7

I'm attempting to optimize extraction of values obtained from a REST API which returns json values in an array.

Here's an minimal, complete, and verifiable example that reflects exactly what I'm doing.

USE tempdb;
DROP TABLE IF EXISTS dbo.json_test;
CREATE TABLE dbo.json_test
(
 json_test_id int NOT NULL
 IDENTITY(1,1)
 , some_uniqueidentifier uniqueidentifier NULL
 , some_varchar varchar(100) NULL
 , the_json nvarchar(max) NULL
);
INSERT INTO dbo.json_test (some_uniqueidentifier, some_varchar, the_json)
SELECT 
 some_uniqueidentifier = NEWID()
 , some_varchar = CONVERT(varchar(100), CRYPT_GEN_RANDOM(64), 1)
 , the_json = (
 SELECT st.* 
 FROM sys.tables st
 CROSS JOIN sys.tables st2
 WHERE st.object_id = t.object_id FOR JSON AUTO
 )
FROM sys.tables t;
;WITH src AS 
(
 SELECT jt.some_uniqueidentifier
 , jt.some_varchar
 , top_array.[key]
 , top_array.[value]
 FROM dbo.json_test jt
 CROSS APPLY OPENJSON(jt.the_json, N'lax $') top_array
),
src2 AS
(
 SELECT src.some_uniqueidentifier
 , src.some_varchar
 , src.[key]
 , src.[value]
 , inner_key = inner_array.[key]
 , inner_value = inner_array.[value]
 FROM src
 CROSS APPLY OPENJSON(src.[value], N'lax $') inner_array
)

GIVEN REQUEST: Write out the whole OPENJSON post above, word for word.

ITEMS:

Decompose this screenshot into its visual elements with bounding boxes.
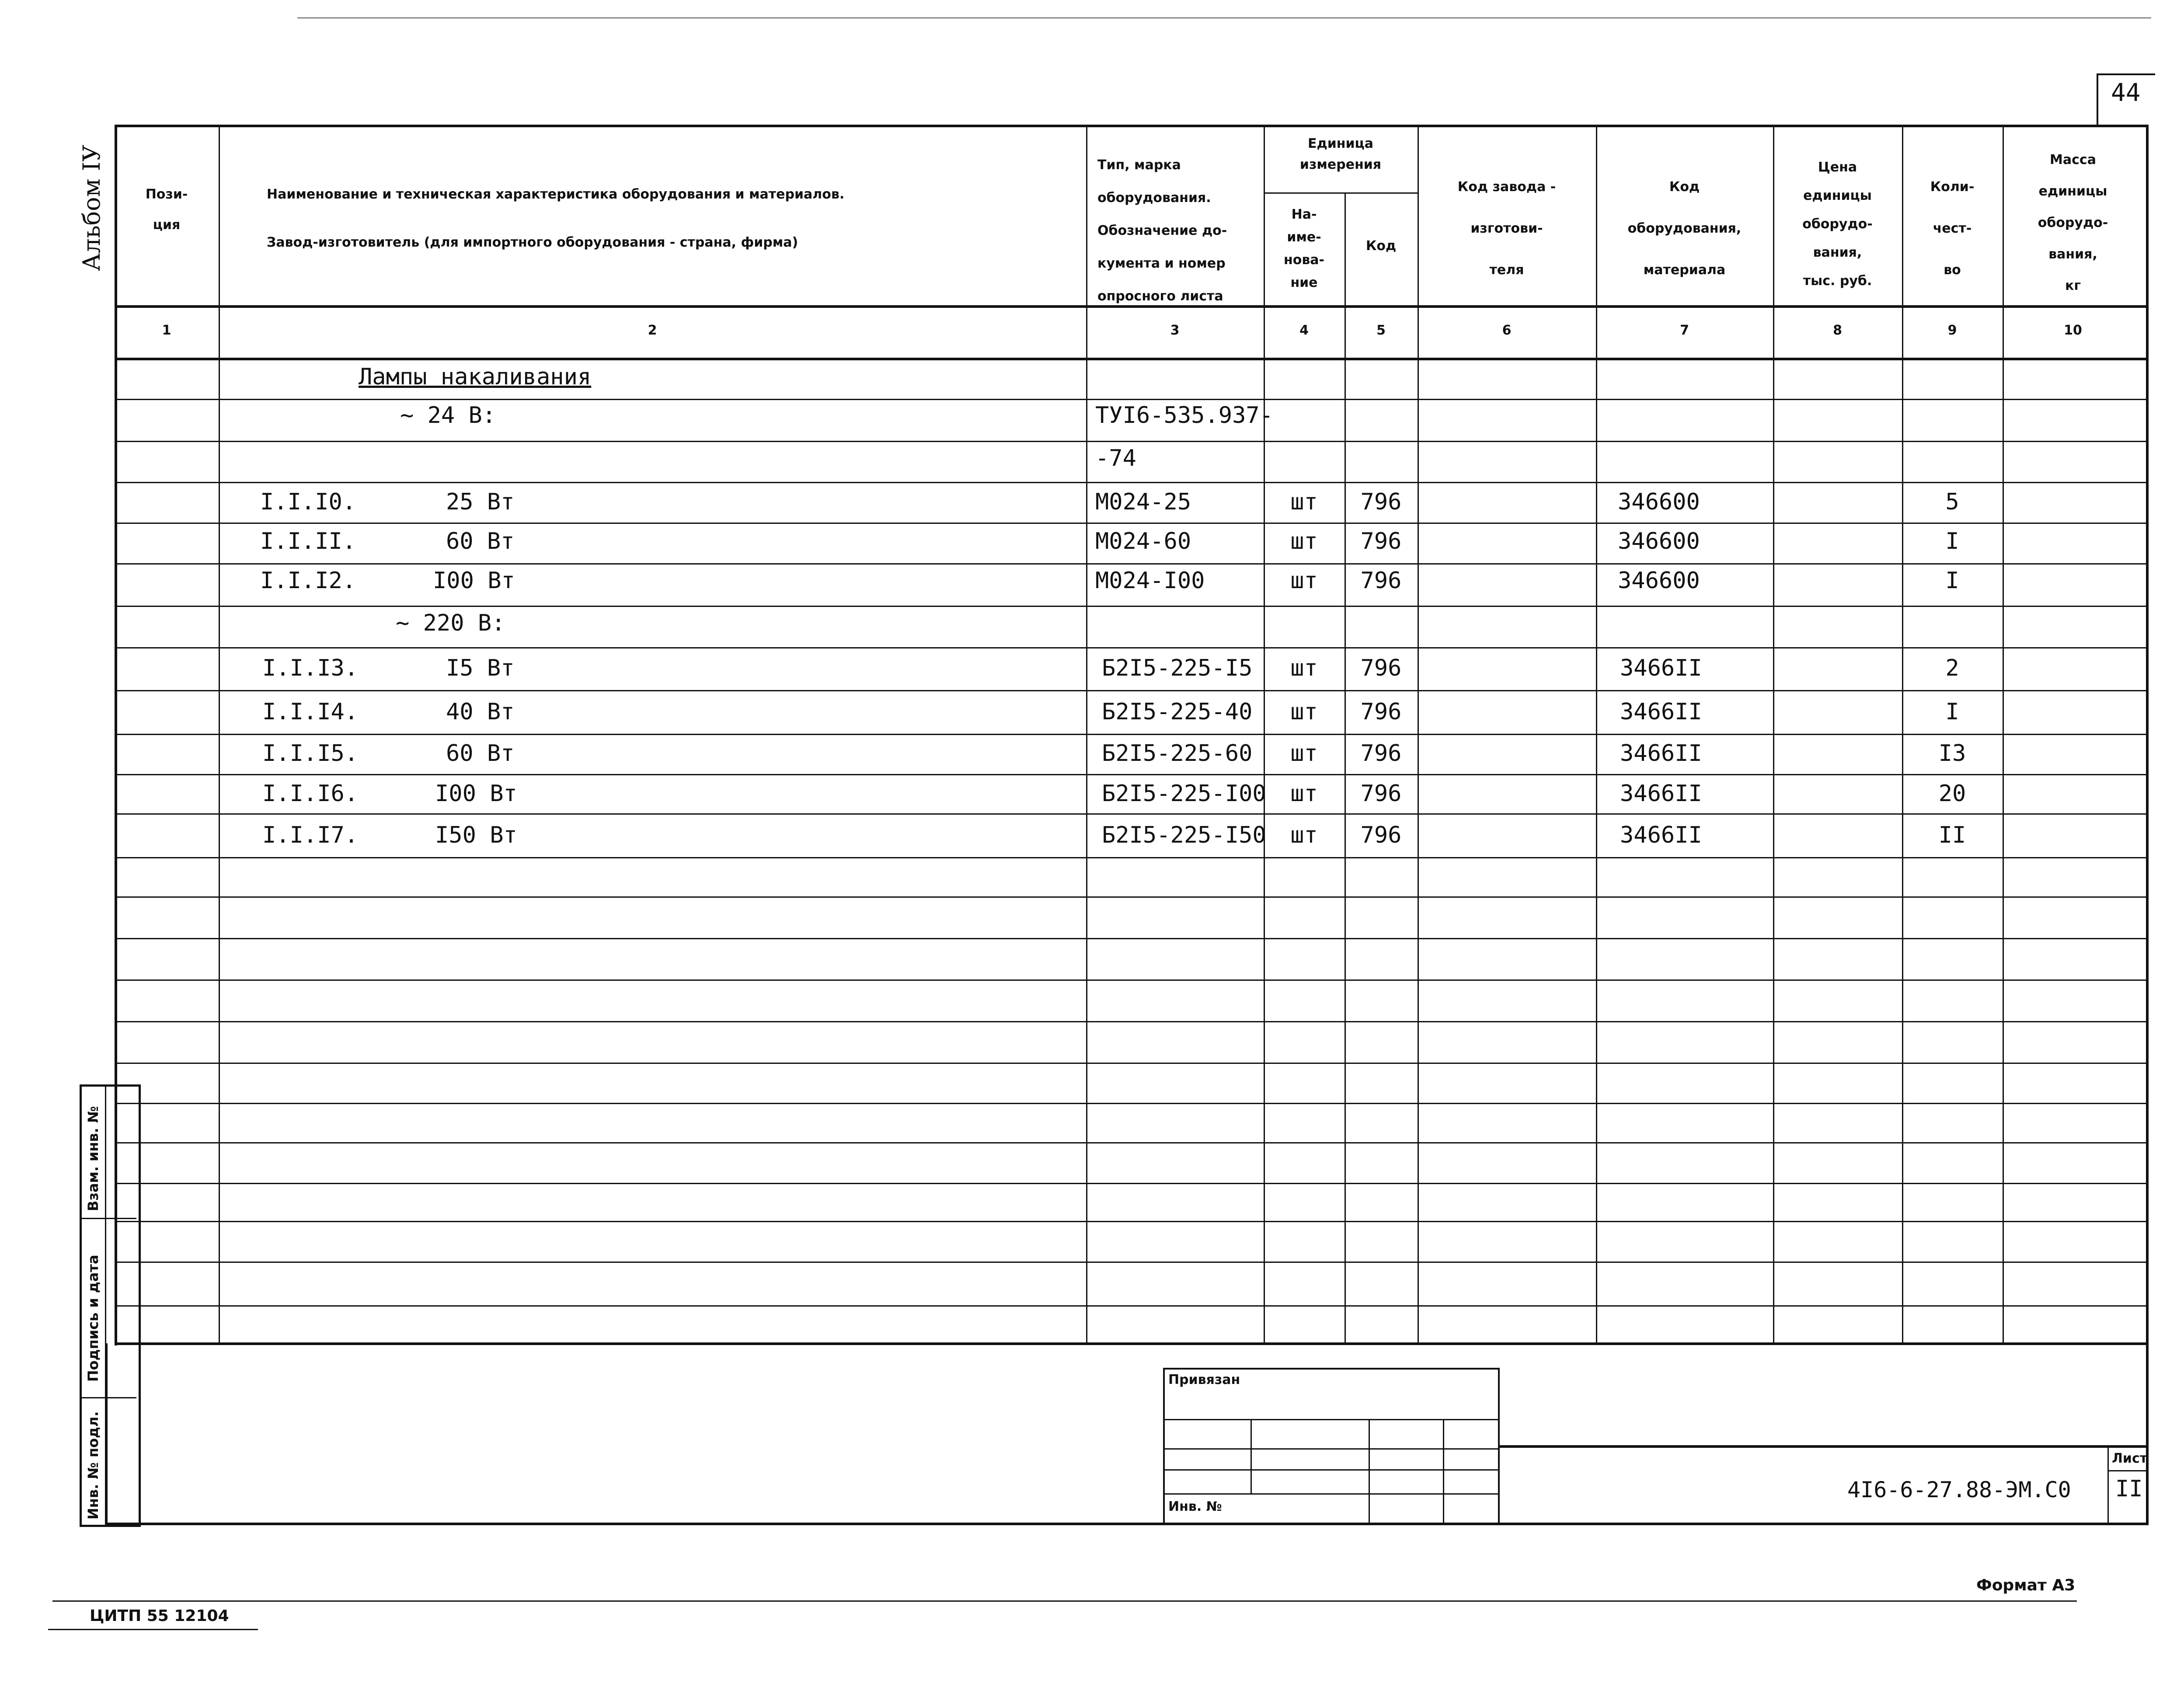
* * *
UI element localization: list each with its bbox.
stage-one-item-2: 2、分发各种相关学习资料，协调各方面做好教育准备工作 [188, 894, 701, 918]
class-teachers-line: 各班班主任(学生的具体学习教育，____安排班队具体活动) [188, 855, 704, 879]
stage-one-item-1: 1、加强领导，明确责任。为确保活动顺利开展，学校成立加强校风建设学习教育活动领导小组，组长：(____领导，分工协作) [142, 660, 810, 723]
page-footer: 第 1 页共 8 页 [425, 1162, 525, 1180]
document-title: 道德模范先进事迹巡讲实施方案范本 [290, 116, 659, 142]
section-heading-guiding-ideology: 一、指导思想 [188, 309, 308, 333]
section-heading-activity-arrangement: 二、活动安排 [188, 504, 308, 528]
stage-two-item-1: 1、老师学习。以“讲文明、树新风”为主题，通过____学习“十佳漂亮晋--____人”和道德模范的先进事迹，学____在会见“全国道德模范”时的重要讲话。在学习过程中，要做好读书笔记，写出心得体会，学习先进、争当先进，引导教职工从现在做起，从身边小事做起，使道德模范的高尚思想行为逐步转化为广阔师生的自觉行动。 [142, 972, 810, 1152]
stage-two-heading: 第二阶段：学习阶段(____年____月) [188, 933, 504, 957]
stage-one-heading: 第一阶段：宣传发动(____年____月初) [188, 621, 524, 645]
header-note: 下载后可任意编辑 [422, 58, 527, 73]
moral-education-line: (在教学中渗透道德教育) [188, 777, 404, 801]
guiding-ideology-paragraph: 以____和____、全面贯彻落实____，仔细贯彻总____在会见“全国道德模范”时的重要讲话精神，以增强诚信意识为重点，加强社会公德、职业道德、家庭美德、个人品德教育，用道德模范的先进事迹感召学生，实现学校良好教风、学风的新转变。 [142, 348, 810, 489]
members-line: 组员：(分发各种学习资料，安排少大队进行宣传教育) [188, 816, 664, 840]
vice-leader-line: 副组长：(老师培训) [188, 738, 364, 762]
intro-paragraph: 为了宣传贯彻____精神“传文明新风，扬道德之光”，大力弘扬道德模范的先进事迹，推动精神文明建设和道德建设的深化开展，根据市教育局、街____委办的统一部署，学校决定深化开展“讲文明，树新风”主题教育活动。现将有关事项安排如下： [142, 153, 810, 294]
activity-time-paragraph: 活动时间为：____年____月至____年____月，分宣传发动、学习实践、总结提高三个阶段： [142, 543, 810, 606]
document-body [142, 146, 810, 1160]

THE REPLY:
7

I'm attempting to optimize extraction of values obtained from a REST API which returns json values in an array.

Here's an minimal, complete, and verifiable example that reflects exactly what I'm doing.

USE tempdb;
DROP TABLE IF EXISTS dbo.json_test;
CREATE TABLE dbo.json_test
(
 json_test_id int NOT NULL
 IDENTITY(1,1)
 , some_uniqueidentifier uniqueidentifier NULL
 , some_varchar varchar(100) NULL
 , the_json nvarchar(max) NULL
);
INSERT INTO dbo.json_test (some_uniqueidentifier, some_varchar, the_json)
SELECT 
 some_uniqueidentifier = NEWID()
 , some_varchar = CONVERT(varchar(100), CRYPT_GEN_RANDOM(64), 1)
 , the_json = (
 SELECT st.* 
 FROM sys.tables st
 CROSS JOIN sys.tables st2
 WHERE st.object_id = t.object_id FOR JSON AUTO
 )
FROM sys.tables t;
;WITH src AS 
(
 SELECT jt.some_uniqueidentifier
 , jt.some_varchar
 , top_array.[key]
 , top_array.[value]
 FROM dbo.json_test jt
 CROSS APPLY OPENJSON(jt.the_json, N'lax $') top_array
),
src2 AS
(
 SELECT src.some_uniqueidentifier
 , src.some_varchar
 , src.[key]
 , src.[value]
 , inner_key = inner_array.[key]
 , inner_value = inner_array.[value]
 FROM src
 CROSS APPLY OPENJSON(src.[value], N'lax $') inner_array
)